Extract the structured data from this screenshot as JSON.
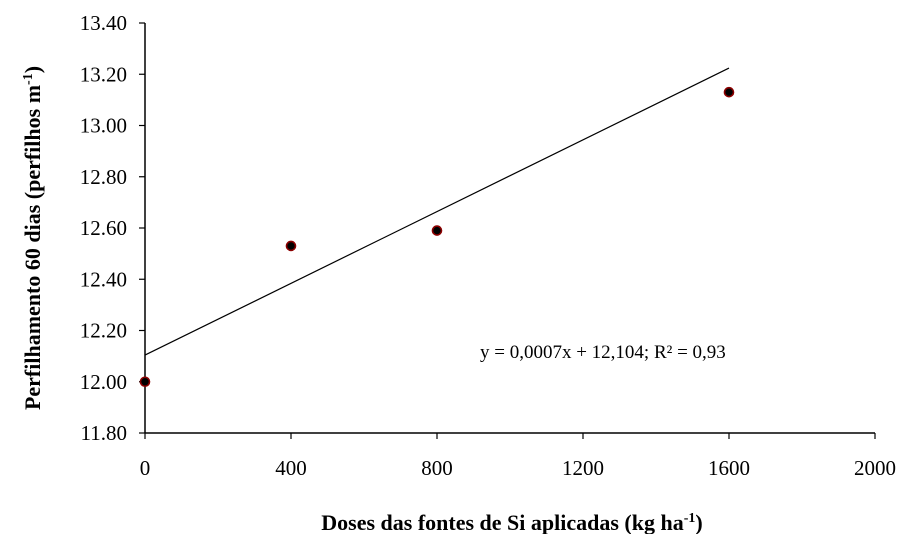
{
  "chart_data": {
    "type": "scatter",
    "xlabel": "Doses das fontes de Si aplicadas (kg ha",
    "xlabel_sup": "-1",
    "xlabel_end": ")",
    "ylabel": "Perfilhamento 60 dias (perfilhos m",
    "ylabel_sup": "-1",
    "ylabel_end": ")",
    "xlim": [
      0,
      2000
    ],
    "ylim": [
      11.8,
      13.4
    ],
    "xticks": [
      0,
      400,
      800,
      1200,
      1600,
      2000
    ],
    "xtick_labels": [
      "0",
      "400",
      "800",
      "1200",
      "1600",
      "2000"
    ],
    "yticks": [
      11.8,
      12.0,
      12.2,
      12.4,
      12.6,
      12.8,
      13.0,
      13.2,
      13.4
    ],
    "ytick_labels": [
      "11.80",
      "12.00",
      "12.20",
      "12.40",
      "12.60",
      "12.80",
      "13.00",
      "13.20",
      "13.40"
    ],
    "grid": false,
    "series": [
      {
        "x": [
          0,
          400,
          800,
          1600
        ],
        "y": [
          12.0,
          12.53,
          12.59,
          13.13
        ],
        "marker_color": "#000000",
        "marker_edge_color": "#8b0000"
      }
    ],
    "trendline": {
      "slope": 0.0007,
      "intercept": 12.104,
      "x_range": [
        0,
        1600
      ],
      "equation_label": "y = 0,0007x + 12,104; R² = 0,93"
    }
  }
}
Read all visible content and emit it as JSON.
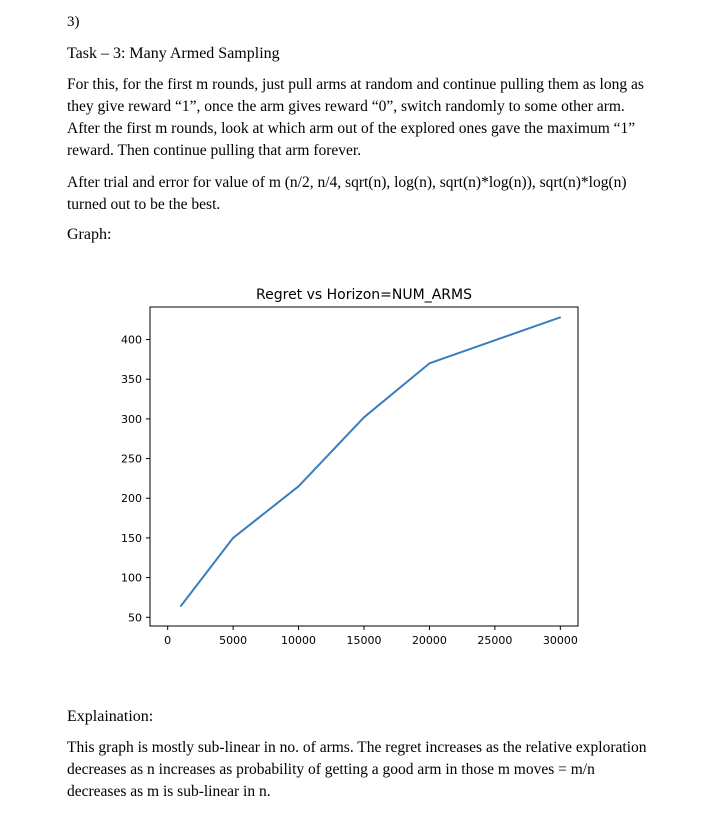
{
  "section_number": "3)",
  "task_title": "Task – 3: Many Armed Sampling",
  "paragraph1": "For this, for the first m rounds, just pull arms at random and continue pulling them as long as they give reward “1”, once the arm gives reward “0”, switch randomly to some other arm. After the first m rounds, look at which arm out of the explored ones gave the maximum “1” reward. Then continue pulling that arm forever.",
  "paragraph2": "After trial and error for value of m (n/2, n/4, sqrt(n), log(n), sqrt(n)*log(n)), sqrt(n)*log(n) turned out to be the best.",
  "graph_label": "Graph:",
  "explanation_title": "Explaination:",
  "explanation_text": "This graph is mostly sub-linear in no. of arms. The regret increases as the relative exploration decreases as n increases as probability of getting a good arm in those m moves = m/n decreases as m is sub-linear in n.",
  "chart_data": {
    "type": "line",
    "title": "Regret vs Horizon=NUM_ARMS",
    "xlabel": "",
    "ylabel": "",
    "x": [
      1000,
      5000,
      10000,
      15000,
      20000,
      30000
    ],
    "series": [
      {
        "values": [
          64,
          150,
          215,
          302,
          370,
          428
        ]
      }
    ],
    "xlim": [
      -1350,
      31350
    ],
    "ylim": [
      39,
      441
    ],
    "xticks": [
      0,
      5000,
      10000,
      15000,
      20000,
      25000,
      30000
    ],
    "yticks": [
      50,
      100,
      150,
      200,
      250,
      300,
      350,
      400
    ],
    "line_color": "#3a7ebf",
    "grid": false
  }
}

#####

▸ **What to do**: Copy out every line of the listing that includes the string "After".

▸ **Expected output**:
  "paragraph1": "For this, for the first m rounds, just pull arms at random and continue pulling them as long as they give reward “1”, once the arm gives reward “0”, switch randomly to some other arm. After the first m rounds, look at which arm out of the explored ones gave the maximum “1” reward. Then continue pulling that arm forever.",
  "paragraph2": "After trial and error for value of m (n/2, n/4, sqrt(n), log(n), sqrt(n)*log(n)), sqrt(n)*log(n) turned out to be the best.",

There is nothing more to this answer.